• [EXERCISE INSTRUCTIONS]
Go through the data below line by line and count those containing the word "name". Reply with the count only.

--- BEGIN ---

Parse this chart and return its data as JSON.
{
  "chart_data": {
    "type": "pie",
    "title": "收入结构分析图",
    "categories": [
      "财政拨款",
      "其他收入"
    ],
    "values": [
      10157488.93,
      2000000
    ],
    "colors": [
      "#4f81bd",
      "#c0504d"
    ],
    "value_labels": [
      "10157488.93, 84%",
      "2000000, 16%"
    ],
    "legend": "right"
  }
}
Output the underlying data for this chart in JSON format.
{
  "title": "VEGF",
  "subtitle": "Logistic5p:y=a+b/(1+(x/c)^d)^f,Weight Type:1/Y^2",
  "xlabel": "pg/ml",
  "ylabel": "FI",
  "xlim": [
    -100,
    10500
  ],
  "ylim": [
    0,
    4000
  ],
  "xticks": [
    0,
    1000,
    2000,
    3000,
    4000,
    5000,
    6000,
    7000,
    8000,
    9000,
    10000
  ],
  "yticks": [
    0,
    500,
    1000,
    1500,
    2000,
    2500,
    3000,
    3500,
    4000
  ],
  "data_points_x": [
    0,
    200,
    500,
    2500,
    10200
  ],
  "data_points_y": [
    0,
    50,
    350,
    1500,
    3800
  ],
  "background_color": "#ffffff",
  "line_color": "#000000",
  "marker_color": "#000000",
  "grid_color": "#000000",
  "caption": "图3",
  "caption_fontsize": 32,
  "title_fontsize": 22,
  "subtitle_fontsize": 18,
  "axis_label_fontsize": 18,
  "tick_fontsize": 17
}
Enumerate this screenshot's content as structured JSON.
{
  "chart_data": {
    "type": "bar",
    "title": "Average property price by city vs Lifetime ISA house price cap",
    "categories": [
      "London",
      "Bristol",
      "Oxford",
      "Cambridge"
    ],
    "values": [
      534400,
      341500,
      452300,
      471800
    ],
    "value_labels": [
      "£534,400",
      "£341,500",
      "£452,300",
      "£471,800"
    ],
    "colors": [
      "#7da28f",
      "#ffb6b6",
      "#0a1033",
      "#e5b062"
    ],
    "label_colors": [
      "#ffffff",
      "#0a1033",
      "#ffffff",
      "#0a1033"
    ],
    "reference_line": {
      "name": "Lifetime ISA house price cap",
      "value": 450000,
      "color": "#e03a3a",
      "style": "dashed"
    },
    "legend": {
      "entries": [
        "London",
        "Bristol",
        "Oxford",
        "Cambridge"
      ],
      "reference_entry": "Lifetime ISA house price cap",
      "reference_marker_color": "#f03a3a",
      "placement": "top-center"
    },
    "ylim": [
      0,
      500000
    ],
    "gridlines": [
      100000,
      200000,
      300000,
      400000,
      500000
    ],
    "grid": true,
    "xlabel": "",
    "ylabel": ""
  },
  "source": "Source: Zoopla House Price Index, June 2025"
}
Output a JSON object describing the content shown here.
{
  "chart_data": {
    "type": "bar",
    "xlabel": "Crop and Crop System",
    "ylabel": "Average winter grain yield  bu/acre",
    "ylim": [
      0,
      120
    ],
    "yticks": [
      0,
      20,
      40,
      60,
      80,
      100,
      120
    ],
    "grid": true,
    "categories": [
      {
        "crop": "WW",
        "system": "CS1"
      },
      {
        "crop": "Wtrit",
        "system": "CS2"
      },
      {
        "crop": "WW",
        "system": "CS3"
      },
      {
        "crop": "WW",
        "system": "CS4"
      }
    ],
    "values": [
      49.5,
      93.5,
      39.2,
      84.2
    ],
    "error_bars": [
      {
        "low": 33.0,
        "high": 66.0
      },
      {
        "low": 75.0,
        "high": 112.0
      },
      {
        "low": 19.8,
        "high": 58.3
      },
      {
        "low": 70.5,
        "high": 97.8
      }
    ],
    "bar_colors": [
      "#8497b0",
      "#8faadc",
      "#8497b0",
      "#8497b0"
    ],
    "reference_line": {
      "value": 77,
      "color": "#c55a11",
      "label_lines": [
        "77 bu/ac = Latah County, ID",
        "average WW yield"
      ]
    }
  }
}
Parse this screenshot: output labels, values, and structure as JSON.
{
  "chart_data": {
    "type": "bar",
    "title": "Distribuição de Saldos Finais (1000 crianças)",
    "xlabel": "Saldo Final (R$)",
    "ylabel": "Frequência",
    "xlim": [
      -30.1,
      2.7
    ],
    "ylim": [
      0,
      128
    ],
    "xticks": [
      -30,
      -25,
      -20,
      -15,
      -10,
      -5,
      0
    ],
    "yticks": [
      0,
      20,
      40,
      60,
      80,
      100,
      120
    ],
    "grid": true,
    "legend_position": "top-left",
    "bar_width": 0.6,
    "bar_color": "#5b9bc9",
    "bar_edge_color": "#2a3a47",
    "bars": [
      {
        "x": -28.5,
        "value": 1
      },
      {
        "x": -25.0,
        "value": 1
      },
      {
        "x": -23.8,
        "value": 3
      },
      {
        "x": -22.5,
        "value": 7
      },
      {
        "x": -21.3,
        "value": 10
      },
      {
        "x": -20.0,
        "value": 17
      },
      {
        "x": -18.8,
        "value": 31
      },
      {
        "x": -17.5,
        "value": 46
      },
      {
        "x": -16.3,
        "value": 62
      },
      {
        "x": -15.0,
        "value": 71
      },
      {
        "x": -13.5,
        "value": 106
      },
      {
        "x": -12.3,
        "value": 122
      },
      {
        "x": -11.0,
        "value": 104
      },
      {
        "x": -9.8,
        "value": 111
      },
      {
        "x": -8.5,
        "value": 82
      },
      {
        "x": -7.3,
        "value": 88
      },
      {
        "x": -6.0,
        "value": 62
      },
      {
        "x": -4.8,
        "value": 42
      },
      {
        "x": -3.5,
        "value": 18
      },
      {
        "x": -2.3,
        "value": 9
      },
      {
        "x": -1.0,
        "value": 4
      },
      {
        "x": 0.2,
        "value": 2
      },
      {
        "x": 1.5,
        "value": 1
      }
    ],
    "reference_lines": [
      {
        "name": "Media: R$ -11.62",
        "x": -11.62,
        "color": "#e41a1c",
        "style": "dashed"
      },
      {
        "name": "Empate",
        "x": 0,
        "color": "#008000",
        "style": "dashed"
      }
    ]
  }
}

--- END ---

• [THE ANSWER]
3